## [Goal]
List all the lines in these records that hold "采取政策解读".

## [Material shown]

--------

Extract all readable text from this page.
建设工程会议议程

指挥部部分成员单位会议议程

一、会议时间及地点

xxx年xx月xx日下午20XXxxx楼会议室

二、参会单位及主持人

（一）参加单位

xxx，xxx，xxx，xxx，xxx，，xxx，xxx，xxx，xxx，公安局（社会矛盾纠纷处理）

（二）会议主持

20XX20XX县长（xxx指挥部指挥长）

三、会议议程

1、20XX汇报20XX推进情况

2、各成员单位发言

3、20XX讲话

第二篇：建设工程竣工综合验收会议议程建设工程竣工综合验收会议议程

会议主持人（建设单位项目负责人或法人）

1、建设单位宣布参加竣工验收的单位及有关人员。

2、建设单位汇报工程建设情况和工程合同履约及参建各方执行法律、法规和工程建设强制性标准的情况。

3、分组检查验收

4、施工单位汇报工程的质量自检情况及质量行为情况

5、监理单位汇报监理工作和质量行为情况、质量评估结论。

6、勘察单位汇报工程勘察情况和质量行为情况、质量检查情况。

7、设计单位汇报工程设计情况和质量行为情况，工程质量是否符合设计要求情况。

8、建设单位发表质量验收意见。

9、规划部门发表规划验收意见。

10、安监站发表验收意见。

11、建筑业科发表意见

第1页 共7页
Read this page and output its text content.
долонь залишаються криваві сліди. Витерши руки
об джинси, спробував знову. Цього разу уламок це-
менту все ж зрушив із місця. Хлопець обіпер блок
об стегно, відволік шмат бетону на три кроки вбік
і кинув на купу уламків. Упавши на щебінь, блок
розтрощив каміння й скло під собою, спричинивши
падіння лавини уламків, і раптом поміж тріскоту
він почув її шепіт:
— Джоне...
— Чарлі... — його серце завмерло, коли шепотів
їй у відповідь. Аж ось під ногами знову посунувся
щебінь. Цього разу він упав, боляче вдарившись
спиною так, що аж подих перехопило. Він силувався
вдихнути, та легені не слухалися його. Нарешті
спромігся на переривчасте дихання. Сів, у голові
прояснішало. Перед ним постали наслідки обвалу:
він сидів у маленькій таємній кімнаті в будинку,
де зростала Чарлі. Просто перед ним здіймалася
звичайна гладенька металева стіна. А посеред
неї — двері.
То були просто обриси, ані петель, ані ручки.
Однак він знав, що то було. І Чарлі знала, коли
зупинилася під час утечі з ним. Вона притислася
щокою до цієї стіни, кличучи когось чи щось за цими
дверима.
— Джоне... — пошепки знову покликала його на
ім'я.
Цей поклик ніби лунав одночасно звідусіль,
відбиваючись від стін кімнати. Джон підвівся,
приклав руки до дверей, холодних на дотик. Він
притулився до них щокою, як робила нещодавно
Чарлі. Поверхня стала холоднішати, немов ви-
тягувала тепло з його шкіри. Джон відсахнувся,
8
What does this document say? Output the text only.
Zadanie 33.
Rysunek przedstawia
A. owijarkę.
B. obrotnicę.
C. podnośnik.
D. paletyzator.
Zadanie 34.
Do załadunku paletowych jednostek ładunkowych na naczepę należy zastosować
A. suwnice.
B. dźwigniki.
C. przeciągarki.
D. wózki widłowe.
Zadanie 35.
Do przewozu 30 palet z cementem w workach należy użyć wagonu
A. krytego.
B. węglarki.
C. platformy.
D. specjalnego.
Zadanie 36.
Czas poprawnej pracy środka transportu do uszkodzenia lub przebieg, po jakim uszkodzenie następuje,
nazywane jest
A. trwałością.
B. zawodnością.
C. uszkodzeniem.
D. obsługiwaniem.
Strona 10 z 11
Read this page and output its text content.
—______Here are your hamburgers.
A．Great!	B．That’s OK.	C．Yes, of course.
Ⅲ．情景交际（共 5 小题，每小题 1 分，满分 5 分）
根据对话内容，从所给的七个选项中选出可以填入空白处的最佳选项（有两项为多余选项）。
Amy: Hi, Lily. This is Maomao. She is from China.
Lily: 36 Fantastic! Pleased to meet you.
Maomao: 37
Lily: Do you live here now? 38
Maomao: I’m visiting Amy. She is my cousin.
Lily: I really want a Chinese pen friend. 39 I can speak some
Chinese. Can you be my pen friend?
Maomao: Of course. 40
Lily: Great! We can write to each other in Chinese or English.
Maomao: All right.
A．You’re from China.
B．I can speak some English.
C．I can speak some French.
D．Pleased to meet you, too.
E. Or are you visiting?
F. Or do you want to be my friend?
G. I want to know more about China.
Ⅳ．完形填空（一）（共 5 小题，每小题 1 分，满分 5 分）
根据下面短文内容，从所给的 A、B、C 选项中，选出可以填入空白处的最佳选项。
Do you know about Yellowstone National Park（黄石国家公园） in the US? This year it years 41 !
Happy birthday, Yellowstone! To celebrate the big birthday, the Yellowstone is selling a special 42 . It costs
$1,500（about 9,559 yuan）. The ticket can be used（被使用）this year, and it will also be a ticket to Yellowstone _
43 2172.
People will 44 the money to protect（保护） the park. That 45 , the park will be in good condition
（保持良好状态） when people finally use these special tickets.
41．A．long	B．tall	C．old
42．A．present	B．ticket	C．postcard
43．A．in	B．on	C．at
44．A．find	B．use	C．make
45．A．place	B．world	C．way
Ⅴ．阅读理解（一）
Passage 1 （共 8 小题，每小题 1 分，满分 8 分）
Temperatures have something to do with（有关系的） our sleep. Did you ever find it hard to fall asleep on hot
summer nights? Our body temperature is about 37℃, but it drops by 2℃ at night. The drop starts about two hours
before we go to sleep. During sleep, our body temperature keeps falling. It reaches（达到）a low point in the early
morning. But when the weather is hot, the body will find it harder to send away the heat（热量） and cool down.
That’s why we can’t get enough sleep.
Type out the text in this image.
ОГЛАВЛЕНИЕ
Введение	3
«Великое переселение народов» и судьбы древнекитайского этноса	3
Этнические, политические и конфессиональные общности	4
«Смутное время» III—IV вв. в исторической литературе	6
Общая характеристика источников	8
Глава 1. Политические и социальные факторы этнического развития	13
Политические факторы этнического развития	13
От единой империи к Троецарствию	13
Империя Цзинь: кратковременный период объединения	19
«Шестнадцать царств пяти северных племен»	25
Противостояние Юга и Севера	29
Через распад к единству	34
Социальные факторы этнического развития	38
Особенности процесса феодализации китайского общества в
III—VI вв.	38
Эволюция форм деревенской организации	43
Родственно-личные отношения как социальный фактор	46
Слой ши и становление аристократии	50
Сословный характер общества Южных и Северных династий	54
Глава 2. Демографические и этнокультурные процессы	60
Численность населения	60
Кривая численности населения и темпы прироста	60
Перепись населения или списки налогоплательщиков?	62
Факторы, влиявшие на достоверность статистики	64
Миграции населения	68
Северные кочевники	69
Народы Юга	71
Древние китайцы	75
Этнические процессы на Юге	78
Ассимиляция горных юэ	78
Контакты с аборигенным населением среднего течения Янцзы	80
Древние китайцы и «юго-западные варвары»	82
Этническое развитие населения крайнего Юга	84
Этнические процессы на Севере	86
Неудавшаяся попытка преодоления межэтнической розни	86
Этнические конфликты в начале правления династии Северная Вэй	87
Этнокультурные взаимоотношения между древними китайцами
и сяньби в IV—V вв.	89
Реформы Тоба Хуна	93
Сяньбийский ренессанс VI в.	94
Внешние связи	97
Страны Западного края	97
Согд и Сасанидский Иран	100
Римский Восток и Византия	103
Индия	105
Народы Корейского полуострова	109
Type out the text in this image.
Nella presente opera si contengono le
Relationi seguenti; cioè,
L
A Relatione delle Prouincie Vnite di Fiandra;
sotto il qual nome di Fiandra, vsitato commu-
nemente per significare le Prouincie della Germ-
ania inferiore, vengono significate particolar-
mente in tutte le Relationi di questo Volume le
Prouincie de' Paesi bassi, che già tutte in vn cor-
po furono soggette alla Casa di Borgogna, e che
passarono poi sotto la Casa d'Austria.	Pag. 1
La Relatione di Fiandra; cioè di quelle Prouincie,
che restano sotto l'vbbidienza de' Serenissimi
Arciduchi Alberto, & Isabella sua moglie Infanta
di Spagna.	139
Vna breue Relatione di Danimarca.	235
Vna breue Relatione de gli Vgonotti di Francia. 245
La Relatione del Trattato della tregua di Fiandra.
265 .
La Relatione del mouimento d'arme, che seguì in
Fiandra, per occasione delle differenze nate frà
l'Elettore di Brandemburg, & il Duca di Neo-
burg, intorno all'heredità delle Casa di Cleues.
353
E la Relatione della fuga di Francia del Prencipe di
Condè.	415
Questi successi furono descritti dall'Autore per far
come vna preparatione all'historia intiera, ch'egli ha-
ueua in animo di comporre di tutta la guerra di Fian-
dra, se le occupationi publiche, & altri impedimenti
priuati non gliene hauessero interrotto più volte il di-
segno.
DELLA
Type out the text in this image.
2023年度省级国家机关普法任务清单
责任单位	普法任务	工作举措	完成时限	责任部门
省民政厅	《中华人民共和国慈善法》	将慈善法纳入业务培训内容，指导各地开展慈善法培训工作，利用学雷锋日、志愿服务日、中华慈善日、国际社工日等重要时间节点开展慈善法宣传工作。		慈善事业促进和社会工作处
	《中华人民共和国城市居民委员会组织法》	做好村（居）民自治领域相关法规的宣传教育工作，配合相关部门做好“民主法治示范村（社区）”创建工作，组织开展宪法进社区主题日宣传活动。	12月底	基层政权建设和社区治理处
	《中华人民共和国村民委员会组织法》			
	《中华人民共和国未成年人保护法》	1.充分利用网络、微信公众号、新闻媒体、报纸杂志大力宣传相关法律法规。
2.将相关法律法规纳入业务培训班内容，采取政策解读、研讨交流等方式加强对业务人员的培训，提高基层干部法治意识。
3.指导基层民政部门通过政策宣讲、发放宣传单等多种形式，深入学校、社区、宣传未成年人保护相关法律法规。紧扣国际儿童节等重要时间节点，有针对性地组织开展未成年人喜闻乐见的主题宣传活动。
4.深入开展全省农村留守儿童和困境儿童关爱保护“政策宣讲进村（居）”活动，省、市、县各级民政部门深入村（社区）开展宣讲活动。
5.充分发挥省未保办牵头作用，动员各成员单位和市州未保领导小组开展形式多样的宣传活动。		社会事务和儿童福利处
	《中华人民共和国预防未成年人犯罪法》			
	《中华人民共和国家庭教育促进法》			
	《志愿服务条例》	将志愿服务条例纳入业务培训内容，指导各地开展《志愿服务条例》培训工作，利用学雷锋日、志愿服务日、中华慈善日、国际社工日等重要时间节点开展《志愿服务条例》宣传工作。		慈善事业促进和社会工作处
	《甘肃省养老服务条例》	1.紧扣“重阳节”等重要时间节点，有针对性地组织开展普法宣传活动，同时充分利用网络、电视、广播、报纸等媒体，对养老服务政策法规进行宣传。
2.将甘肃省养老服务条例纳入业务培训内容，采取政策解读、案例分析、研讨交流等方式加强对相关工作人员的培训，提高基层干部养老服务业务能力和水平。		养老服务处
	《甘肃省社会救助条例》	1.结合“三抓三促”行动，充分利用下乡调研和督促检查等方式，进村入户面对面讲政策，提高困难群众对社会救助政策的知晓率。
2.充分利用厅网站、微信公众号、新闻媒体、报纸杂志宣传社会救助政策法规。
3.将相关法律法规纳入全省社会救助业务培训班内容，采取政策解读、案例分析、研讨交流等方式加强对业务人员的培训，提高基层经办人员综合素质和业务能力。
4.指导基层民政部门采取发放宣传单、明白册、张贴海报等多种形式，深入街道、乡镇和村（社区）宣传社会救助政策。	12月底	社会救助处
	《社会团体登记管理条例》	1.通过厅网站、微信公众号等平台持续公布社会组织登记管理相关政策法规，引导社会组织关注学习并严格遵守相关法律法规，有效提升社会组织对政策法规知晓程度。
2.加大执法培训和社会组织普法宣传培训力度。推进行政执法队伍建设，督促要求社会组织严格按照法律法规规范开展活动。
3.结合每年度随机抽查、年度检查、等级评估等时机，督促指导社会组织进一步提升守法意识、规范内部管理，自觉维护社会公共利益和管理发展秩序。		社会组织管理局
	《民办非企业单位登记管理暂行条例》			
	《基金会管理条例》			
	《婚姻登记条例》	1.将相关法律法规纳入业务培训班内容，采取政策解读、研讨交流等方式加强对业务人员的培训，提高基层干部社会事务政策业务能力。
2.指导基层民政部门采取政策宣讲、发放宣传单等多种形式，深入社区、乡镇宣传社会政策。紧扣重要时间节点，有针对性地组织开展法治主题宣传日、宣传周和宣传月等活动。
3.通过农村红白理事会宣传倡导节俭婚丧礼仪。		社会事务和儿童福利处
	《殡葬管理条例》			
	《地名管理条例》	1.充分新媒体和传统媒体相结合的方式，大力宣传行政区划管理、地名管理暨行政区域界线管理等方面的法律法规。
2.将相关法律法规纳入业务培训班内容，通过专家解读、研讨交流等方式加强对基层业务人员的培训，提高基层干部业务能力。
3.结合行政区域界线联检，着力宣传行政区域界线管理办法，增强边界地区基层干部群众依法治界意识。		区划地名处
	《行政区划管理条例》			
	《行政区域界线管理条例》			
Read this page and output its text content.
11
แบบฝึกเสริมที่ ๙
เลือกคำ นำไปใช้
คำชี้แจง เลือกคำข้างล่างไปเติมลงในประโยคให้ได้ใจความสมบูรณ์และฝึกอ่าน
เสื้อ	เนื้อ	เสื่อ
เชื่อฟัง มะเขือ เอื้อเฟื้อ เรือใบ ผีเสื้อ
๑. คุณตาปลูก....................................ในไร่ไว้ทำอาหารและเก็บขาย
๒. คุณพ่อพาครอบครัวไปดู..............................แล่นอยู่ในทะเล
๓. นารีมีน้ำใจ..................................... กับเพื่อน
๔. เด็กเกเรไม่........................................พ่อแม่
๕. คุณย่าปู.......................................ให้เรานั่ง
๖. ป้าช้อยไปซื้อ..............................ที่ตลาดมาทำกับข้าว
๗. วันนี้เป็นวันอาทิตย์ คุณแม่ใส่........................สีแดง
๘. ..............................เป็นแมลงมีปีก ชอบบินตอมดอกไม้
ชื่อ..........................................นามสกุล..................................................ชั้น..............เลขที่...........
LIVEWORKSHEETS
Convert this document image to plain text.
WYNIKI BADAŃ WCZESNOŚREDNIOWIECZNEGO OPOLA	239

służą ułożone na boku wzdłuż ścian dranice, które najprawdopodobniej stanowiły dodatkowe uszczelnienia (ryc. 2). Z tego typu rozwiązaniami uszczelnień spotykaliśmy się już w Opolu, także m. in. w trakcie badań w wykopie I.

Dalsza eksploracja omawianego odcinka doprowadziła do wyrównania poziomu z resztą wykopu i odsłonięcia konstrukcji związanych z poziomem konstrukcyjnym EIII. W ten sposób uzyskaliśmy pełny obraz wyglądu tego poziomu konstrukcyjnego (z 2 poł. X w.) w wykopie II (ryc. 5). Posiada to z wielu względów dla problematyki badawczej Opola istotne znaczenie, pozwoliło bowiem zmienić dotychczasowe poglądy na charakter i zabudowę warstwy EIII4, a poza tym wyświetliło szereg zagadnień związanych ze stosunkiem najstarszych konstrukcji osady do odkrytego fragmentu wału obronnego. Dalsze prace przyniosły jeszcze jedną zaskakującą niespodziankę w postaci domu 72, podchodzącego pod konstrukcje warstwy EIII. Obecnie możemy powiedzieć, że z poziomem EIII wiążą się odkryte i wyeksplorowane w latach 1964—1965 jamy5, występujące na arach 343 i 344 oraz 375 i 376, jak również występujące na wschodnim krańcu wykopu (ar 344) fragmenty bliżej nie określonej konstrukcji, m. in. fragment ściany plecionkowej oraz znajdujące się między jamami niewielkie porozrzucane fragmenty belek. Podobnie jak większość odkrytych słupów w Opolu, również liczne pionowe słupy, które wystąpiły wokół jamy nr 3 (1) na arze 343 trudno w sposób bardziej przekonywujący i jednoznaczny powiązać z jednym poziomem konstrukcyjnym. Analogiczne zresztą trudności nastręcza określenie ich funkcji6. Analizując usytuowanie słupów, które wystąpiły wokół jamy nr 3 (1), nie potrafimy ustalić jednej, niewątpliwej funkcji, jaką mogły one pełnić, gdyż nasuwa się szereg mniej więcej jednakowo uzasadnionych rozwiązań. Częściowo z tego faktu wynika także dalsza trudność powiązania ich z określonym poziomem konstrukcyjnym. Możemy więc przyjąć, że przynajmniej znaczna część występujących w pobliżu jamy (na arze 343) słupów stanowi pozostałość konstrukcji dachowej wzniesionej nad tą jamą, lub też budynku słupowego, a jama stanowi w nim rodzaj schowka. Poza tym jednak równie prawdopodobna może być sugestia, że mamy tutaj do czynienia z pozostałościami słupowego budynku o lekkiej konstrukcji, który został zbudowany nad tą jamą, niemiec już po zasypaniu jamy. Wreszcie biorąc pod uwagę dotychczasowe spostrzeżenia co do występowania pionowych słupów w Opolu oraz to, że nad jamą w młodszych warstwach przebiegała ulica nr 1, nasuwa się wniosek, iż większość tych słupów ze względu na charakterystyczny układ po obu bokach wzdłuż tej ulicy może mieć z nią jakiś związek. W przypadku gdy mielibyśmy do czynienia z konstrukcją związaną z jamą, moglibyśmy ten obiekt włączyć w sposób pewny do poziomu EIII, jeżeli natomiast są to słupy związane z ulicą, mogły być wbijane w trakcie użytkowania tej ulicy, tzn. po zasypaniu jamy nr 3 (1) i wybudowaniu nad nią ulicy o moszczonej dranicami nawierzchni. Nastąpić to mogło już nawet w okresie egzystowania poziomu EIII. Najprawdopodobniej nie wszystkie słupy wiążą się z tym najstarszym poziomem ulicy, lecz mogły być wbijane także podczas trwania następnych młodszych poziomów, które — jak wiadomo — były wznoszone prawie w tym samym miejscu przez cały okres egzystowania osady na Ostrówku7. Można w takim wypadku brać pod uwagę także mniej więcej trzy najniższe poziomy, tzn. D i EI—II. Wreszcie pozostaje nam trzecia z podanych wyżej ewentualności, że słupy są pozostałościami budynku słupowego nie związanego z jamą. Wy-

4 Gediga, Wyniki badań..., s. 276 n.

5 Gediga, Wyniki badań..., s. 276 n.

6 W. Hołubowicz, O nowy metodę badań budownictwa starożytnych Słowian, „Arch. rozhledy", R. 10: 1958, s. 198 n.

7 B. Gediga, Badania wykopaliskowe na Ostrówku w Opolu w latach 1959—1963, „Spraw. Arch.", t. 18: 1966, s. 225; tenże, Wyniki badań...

--------

## [Solved exercise]
2.将相关法律法规纳入业务培训班内容，采取政策解读、研讨交流等方式加强对业务人员的培训，提高基层干部法治意识。
2.将甘肃省养老服务条例纳入业务培训内容，采取政策解读、案例分析、研讨交流等方式加强对相关工作人员的培训，提高基层干部养老服务业务能力和水平。		养老服务处
3.将相关法律法规纳入全省社会救助业务培训班内容，采取政策解读、案例分析、研讨交流等方式加强对业务人员的培训，提高基层经办人员综合素质和业务能力。
	《婚姻登记条例》	1.将相关法律法规纳入业务培训班内容，采取政策解读、研讨交流等方式加强对业务人员的培训，提高基层干部社会事务政策业务能力。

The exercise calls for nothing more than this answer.